Dataset items
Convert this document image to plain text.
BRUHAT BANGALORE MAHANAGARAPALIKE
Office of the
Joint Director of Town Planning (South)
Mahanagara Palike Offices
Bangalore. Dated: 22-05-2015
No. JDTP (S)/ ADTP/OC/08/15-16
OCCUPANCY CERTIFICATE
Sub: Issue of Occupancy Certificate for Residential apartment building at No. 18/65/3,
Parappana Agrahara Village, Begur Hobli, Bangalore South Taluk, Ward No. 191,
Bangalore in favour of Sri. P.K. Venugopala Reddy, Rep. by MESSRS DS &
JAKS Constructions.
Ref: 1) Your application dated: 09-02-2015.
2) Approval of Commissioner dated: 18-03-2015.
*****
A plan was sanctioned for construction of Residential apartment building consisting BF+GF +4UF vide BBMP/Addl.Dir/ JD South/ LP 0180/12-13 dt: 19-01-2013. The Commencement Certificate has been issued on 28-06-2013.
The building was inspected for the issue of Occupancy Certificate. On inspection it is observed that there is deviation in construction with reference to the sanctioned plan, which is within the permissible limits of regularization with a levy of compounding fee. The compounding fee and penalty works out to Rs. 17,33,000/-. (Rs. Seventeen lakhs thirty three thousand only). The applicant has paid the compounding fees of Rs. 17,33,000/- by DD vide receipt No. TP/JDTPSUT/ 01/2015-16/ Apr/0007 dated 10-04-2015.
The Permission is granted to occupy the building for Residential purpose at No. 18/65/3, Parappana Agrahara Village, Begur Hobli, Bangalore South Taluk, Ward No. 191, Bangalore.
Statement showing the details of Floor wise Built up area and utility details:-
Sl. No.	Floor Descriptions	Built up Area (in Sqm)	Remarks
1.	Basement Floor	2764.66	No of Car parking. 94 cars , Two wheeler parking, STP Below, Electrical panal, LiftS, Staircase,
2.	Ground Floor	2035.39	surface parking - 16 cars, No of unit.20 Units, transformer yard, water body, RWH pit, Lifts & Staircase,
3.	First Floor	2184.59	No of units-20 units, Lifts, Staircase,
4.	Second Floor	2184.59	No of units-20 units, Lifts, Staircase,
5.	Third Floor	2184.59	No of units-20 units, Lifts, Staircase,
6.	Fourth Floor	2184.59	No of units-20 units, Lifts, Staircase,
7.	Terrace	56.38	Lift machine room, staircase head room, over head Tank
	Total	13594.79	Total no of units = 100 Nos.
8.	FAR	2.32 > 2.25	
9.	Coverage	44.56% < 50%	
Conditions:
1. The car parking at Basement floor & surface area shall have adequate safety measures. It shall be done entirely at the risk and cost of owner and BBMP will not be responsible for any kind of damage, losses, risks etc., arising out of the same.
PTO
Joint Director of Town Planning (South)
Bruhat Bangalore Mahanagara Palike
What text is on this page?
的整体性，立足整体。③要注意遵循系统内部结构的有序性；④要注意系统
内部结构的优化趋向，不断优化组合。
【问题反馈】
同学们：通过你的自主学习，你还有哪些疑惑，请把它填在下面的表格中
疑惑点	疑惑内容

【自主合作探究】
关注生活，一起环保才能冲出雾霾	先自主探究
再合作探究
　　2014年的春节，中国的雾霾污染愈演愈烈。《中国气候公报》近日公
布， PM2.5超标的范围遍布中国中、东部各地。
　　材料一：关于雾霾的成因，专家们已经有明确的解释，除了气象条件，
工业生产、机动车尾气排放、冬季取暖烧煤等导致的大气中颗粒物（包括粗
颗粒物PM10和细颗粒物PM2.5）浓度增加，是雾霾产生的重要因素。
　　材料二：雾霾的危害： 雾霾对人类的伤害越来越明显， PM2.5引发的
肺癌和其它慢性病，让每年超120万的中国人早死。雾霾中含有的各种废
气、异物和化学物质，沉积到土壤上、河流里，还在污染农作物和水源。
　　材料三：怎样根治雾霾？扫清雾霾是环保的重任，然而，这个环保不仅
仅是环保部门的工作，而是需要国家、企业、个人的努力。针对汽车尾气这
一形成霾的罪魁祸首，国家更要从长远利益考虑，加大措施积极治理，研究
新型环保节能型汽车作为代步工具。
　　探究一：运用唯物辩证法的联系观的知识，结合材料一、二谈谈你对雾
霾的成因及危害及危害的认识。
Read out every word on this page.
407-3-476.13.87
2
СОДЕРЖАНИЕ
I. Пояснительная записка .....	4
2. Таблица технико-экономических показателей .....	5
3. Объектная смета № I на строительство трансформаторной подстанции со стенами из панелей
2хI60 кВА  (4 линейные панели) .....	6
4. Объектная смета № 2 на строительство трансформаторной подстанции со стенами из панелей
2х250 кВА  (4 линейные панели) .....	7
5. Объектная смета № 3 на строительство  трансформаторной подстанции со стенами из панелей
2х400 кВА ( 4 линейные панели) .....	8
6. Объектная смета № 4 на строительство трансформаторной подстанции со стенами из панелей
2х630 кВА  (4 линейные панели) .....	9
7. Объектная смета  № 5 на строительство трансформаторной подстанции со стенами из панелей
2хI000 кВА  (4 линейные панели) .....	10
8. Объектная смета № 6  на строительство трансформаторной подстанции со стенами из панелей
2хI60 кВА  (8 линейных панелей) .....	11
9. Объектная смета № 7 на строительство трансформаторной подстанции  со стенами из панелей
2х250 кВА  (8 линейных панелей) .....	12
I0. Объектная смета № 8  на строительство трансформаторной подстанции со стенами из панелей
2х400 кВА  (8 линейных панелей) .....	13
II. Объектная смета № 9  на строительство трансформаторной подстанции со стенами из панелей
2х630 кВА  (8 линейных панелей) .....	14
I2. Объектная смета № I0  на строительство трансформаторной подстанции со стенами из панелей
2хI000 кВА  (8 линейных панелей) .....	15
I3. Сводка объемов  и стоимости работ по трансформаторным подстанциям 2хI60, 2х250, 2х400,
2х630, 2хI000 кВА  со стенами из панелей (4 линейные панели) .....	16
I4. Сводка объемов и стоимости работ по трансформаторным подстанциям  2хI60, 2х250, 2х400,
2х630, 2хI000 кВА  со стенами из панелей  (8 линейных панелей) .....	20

TO BE DONE
Here, the records must be output exactly and in full.

FINISHED ANSWER
Convert this document image to plain text.
BRUHAT BANGALORE MAHANAGARAPALIKE
Office of the
Joint Director of Town Planning (South)
Mahanagara Palike Offices
Bangalore. Dated: 22-05-2015
No. JDTP (S)/ ADTP/OC/08/15-16
OCCUPANCY CERTIFICATE
Sub: Issue of Occupancy Certificate for Residential apartment building at No. 18/65/3,
Parappana Agrahara Village, Begur Hobli, Bangalore South Taluk, Ward No. 191,
Bangalore in favour of Sri. P.K. Venugopala Reddy, Rep. by MESSRS DS &
JAKS Constructions.
Ref: 1) Your application dated: 09-02-2015.
2) Approval of Commissioner dated: 18-03-2015.
*****
A plan was sanctioned for construction of Residential apartment building consisting BF+GF +4UF vide BBMP/Addl.Dir/ JD South/ LP 0180/12-13 dt: 19-01-2013. The Commencement Certificate has been issued on 28-06-2013.
The building was inspected for the issue of Occupancy Certificate. On inspection it is observed that there is deviation in construction with reference to the sanctioned plan, which is within the permissible limits of regularization with a levy of compounding fee. The compounding fee and penalty works out to Rs. 17,33,000/-. (Rs. Seventeen lakhs thirty three thousand only). The applicant has paid the compounding fees of Rs. 17,33,000/- by DD vide receipt No. TP/JDTPSUT/ 01/2015-16/ Apr/0007 dated 10-04-2015.
The Permission is granted to occupy the building for Residential purpose at No. 18/65/3, Parappana Agrahara Village, Begur Hobli, Bangalore South Taluk, Ward No. 191, Bangalore.
Statement showing the details of Floor wise Built up area and utility details:-
Sl. No.	Floor Descriptions	Built up Area (in Sqm)	Remarks
1.	Basement Floor	2764.66	No of Car parking. 94 cars , Two wheeler parking, STP Below, Electrical panal, LiftS, Staircase,
2.	Ground Floor	2035.39	surface parking - 16 cars, No of unit.20 Units, transformer yard, water body, RWH pit, Lifts & Staircase,
3.	First Floor	2184.59	No of units-20 units, Lifts, Staircase,
4.	Second Floor	2184.59	No of units-20 units, Lifts, Staircase,
5.	Third Floor	2184.59	No of units-20 units, Lifts, Staircase,
6.	Fourth Floor	2184.59	No of units-20 units, Lifts, Staircase,
7.	Terrace	56.38	Lift machine room, staircase head room, over head Tank
	Total	13594.79	Total no of units = 100 Nos.
8.	FAR	2.32 > 2.25	
9.	Coverage	44.56% < 50%	
Conditions:
1. The car parking at Basement floor & surface area shall have adequate safety measures. It shall be done entirely at the risk and cost of owner and BBMP will not be responsible for any kind of damage, losses, risks etc., arising out of the same.
PTO
Joint Director of Town Planning (South)
Bruhat Bangalore Mahanagara Palike
What text is on this page?
的整体性，立足整体。③要注意遵循系统内部结构的有序性；④要注意系统
内部结构的优化趋向，不断优化组合。
【问题反馈】
同学们：通过你的自主学习，你还有哪些疑惑，请把它填在下面的表格中
疑惑点	疑惑内容

【自主合作探究】
关注生活，一起环保才能冲出雾霾	先自主探究
再合作探究
　　2014年的春节，中国的雾霾污染愈演愈烈。《中国气候公报》近日公
布， PM2.5超标的范围遍布中国中、东部各地。
　　材料一：关于雾霾的成因，专家们已经有明确的解释，除了气象条件，
工业生产、机动车尾气排放、冬季取暖烧煤等导致的大气中颗粒物（包括粗
颗粒物PM10和细颗粒物PM2.5）浓度增加，是雾霾产生的重要因素。
　　材料二：雾霾的危害： 雾霾对人类的伤害越来越明显， PM2.5引发的
肺癌和其它慢性病，让每年超120万的中国人早死。雾霾中含有的各种废
气、异物和化学物质，沉积到土壤上、河流里，还在污染农作物和水源。
　　材料三：怎样根治雾霾？扫清雾霾是环保的重任，然而，这个环保不仅
仅是环保部门的工作，而是需要国家、企业、个人的努力。针对汽车尾气这
一形成霾的罪魁祸首，国家更要从长远利益考虑，加大措施积极治理，研究
新型环保节能型汽车作为代步工具。
　　探究一：运用唯物辩证法的联系观的知识，结合材料一、二谈谈你对雾
霾的成因及危害及危害的认识。
Read out every word on this page.
407-3-476.13.87
2
СОДЕРЖАНИЕ
I. Пояснительная записка .....	4
2. Таблица технико-экономических показателей .....	5
3. Объектная смета № I на строительство трансформаторной подстанции со стенами из панелей
2хI60 кВА  (4 линейные панели) .....	6
4. Объектная смета № 2 на строительство трансформаторной подстанции со стенами из панелей
2х250 кВА  (4 линейные панели) .....	7
5. Объектная смета № 3 на строительство  трансформаторной подстанции со стенами из панелей
2х400 кВА ( 4 линейные панели) .....	8
6. Объектная смета № 4 на строительство трансформаторной подстанции со стенами из панелей
2х630 кВА  (4 линейные панели) .....	9
7. Объектная смета  № 5 на строительство трансформаторной подстанции со стенами из панелей
2хI000 кВА  (4 линейные панели) .....	10
8. Объектная смета № 6  на строительство трансформаторной подстанции со стенами из панелей
2хI60 кВА  (8 линейных панелей) .....	11
9. Объектная смета № 7 на строительство трансформаторной подстанции  со стенами из панелей
2х250 кВА  (8 линейных панелей) .....	12
I0. Объектная смета № 8  на строительство трансформаторной подстанции со стенами из панелей
2х400 кВА  (8 линейных панелей) .....	13
II. Объектная смета № 9  на строительство трансформаторной подстанции со стенами из панелей
2х630 кВА  (8 линейных панелей) .....	14
I2. Объектная смета № I0  на строительство трансформаторной подстанции со стенами из панелей
2хI000 кВА  (8 линейных панелей) .....	15
I3. Сводка объемов  и стоимости работ по трансформаторным подстанциям 2хI60, 2х250, 2х400,
2х630, 2хI000 кВА  со стенами из панелей (4 линейные панели) .....	16
I4. Сводка объемов и стоимости работ по трансформаторным подстанциям  2хI60, 2х250, 2х400,
2х630, 2хI000 кВА  со стенами из панелей  (8 линейных панелей) .....	20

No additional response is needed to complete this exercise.